-- BEGIN Entries shown --

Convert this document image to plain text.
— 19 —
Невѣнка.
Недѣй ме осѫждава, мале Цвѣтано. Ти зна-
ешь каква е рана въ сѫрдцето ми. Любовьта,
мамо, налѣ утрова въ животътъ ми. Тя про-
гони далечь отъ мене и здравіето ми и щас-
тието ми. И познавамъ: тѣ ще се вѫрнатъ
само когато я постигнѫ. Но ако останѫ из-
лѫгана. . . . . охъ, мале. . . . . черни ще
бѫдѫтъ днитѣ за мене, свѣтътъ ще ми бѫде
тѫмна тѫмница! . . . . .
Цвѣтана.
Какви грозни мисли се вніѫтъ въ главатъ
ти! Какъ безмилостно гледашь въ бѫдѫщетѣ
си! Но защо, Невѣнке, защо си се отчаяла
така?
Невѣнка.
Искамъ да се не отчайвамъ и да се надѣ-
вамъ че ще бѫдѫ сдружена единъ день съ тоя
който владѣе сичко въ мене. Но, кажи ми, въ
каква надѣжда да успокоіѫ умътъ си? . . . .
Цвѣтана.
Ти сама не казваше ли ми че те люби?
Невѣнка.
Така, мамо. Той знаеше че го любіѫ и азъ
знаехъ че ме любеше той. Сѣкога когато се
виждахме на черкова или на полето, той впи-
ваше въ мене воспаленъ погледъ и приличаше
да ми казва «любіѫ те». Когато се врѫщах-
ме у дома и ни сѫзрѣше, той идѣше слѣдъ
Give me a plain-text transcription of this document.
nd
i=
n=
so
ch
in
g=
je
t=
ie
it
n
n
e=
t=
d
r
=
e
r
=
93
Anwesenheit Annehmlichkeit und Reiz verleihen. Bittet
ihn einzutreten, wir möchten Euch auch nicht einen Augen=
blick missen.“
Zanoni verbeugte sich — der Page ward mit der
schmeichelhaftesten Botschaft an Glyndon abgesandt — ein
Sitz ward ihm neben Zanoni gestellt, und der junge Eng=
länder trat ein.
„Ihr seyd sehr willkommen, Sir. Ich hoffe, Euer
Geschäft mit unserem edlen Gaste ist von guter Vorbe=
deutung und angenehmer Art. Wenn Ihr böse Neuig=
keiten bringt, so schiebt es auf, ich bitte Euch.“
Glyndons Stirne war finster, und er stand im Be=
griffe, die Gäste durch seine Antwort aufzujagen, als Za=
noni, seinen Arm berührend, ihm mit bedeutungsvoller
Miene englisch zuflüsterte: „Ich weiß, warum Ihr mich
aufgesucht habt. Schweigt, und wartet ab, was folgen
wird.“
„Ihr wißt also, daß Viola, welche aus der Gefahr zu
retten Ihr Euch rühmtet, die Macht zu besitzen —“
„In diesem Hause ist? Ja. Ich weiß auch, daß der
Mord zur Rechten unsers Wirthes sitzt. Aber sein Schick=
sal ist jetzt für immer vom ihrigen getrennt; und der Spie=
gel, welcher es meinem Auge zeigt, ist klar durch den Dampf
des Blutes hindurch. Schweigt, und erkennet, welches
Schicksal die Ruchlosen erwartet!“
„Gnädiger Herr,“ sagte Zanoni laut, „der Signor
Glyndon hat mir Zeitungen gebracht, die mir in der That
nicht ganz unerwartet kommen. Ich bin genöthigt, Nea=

-- END Entries shown --

### Directions for this task
Please give back all of the records exactly as written.

### Solution for this exercise
Convert this document image to plain text.
— 19 —
Невѣнка.
Недѣй ме осѫждава, мале Цвѣтано. Ти зна-
ешь каква е рана въ сѫрдцето ми. Любовьта,
мамо, налѣ утрова въ животътъ ми. Тя про-
гони далечь отъ мене и здравіето ми и щас-
тието ми. И познавамъ: тѣ ще се вѫрнатъ
само когато я постигнѫ. Но ако останѫ из-
лѫгана. . . . . охъ, мале. . . . . черни ще
бѫдѫтъ днитѣ за мене, свѣтътъ ще ми бѫде
тѫмна тѫмница! . . . . .
Цвѣтана.
Какви грозни мисли се вніѫтъ въ главатъ
ти! Какъ безмилостно гледашь въ бѫдѫщетѣ
си! Но защо, Невѣнке, защо си се отчаяла
така?
Невѣнка.
Искамъ да се не отчайвамъ и да се надѣ-
вамъ че ще бѫдѫ сдружена единъ день съ тоя
който владѣе сичко въ мене. Но, кажи ми, въ
каква надѣжда да успокоіѫ умътъ си? . . . .
Цвѣтана.
Ти сама не казваше ли ми че те люби?
Невѣнка.
Така, мамо. Той знаеше че го любіѫ и азъ
знаехъ че ме любеше той. Сѣкога когато се
виждахме на черкова или на полето, той впи-
ваше въ мене воспаленъ погледъ и приличаше
да ми казва «любіѫ те». Когато се врѫщах-
ме у дома и ни сѫзрѣше, той идѣше слѣдъ
Give me a plain-text transcription of this document.
nd
i=
n=
so
ch
in
g=
je
t=
ie
it
n
n
e=
t=
d
r
=
e
r
=
93
Anwesenheit Annehmlichkeit und Reiz verleihen. Bittet
ihn einzutreten, wir möchten Euch auch nicht einen Augen=
blick missen.“
Zanoni verbeugte sich — der Page ward mit der
schmeichelhaftesten Botschaft an Glyndon abgesandt — ein
Sitz ward ihm neben Zanoni gestellt, und der junge Eng=
länder trat ein.
„Ihr seyd sehr willkommen, Sir. Ich hoffe, Euer
Geschäft mit unserem edlen Gaste ist von guter Vorbe=
deutung und angenehmer Art. Wenn Ihr böse Neuig=
keiten bringt, so schiebt es auf, ich bitte Euch.“
Glyndons Stirne war finster, und er stand im Be=
griffe, die Gäste durch seine Antwort aufzujagen, als Za=
noni, seinen Arm berührend, ihm mit bedeutungsvoller
Miene englisch zuflüsterte: „Ich weiß, warum Ihr mich
aufgesucht habt. Schweigt, und wartet ab, was folgen
wird.“
„Ihr wißt also, daß Viola, welche aus der Gefahr zu
retten Ihr Euch rühmtet, die Macht zu besitzen —“
„In diesem Hause ist? Ja. Ich weiß auch, daß der
Mord zur Rechten unsers Wirthes sitzt. Aber sein Schick=
sal ist jetzt für immer vom ihrigen getrennt; und der Spie=
gel, welcher es meinem Auge zeigt, ist klar durch den Dampf
des Blutes hindurch. Schweigt, und erkennet, welches
Schicksal die Ruchlosen erwartet!“
„Gnädiger Herr,“ sagte Zanoni laut, „der Signor
Glyndon hat mir Zeitungen gebracht, die mir in der That
nicht ganz unerwartet kommen. Ich bin genöthigt, Nea=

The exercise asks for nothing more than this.